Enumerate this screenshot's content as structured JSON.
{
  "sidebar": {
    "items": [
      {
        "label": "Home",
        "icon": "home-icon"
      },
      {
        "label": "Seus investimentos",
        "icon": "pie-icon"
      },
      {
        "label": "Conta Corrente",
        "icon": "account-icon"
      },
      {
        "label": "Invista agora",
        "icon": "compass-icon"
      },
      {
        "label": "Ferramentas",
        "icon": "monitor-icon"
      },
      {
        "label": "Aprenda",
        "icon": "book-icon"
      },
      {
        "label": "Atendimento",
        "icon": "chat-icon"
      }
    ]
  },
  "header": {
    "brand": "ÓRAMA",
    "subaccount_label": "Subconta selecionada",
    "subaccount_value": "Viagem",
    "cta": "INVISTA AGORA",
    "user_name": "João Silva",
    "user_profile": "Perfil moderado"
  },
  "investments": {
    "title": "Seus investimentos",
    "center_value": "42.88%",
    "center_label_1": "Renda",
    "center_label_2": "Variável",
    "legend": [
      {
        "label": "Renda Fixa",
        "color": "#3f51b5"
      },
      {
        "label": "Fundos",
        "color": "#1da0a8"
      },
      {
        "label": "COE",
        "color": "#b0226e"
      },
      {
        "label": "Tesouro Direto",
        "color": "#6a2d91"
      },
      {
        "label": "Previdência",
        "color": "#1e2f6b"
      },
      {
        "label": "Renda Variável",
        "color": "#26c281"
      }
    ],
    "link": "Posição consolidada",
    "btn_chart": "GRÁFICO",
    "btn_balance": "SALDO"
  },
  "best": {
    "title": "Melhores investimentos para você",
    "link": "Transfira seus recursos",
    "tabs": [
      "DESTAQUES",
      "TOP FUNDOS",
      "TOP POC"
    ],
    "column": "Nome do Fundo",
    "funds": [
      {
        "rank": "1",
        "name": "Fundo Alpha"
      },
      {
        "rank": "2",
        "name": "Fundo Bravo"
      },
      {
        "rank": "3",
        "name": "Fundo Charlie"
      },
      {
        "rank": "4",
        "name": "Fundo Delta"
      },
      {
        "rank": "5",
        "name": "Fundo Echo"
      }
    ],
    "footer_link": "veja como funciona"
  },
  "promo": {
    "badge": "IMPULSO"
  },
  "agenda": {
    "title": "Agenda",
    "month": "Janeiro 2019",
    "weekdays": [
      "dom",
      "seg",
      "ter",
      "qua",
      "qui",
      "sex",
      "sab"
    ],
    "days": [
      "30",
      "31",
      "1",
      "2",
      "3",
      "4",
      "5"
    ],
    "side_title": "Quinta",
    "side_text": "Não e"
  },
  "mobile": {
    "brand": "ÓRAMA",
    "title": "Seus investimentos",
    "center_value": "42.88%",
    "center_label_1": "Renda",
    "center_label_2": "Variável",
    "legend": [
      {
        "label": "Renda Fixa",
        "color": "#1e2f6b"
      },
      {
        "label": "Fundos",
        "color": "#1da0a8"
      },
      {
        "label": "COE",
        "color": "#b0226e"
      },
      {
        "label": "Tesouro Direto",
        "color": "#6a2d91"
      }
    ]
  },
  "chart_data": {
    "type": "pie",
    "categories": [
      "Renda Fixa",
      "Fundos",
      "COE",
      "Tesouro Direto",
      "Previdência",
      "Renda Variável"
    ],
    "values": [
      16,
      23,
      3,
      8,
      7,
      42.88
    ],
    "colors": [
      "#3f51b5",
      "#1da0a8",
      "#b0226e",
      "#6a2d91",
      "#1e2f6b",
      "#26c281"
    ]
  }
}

====================

[STATED TASK]:
Please repeat the listing above in full and exactly.

[TASK RESPONSE]:
Enumerate this screenshot's content as structured JSON.
{
  "sidebar": {
    "items": [
      {
        "label": "Home",
        "icon": "home-icon"
      },
      {
        "label": "Seus investimentos",
        "icon": "pie-icon"
      },
      {
        "label": "Conta Corrente",
        "icon": "account-icon"
      },
      {
        "label": "Invista agora",
        "icon": "compass-icon"
      },
      {
        "label": "Ferramentas",
        "icon": "monitor-icon"
      },
      {
        "label": "Aprenda",
        "icon": "book-icon"
      },
      {
        "label": "Atendimento",
        "icon": "chat-icon"
      }
    ]
  },
  "header": {
    "brand": "ÓRAMA",
    "subaccount_label": "Subconta selecionada",
    "subaccount_value": "Viagem",
    "cta": "INVISTA AGORA",
    "user_name": "João Silva",
    "user_profile": "Perfil moderado"
  },
  "investments": {
    "title": "Seus investimentos",
    "center_value": "42.88%",
    "center_label_1": "Renda",
    "center_label_2": "Variável",
    "legend": [
      {
        "label": "Renda Fixa",
        "color": "#3f51b5"
      },
      {
        "label": "Fundos",
        "color": "#1da0a8"
      },
      {
        "label": "COE",
        "color": "#b0226e"
      },
      {
        "label": "Tesouro Direto",
        "color": "#6a2d91"
      },
      {
        "label": "Previdência",
        "color": "#1e2f6b"
      },
      {
        "label": "Renda Variável",
        "color": "#26c281"
      }
    ],
    "link": "Posição consolidada",
    "btn_chart": "GRÁFICO",
    "btn_balance": "SALDO"
  },
  "best": {
    "title": "Melhores investimentos para você",
    "link": "Transfira seus recursos",
    "tabs": [
      "DESTAQUES",
      "TOP FUNDOS",
      "TOP POC"
    ],
    "column": "Nome do Fundo",
    "funds": [
      {
        "rank": "1",
        "name": "Fundo Alpha"
      },
      {
        "rank": "2",
        "name": "Fundo Bravo"
      },
      {
        "rank": "3",
        "name": "Fundo Charlie"
      },
      {
        "rank": "4",
        "name": "Fundo Delta"
      },
      {
        "rank": "5",
        "name": "Fundo Echo"
      }
    ],
    "footer_link": "veja como funciona"
  },
  "promo": {
    "badge": "IMPULSO"
  },
  "agenda": {
    "title": "Agenda",
    "month": "Janeiro 2019",
    "weekdays": [
      "dom",
      "seg",
      "ter",
      "qua",
      "qui",
      "sex",
      "sab"
    ],
    "days": [
      "30",
      "31",
      "1",
      "2",
      "3",
      "4",
      "5"
    ],
    "side_title": "Quinta",
    "side_text": "Não e"
  },
  "mobile": {
    "brand": "ÓRAMA",
    "title": "Seus investimentos",
    "center_value": "42.88%",
    "center_label_1": "Renda",
    "center_label_2": "Variável",
    "legend": [
      {
        "label": "Renda Fixa",
        "color": "#1e2f6b"
      },
      {
        "label": "Fundos",
        "color": "#1da0a8"
      },
      {
        "label": "COE",
        "color": "#b0226e"
      },
      {
        "label": "Tesouro Direto",
        "color": "#6a2d91"
      }
    ]
  },
  "chart_data": {
    "type": "pie",
    "categories": [
      "Renda Fixa",
      "Fundos",
      "COE",
      "Tesouro Direto",
      "Previdência",
      "Renda Variável"
    ],
    "values": [
      16,
      23,
      3,
      8,
      7,
      42.88
    ],
    "colors": [
      "#3f51b5",
      "#1da0a8",
      "#b0226e",
      "#6a2d91",
      "#1e2f6b",
      "#26c281"
    ]
  }
}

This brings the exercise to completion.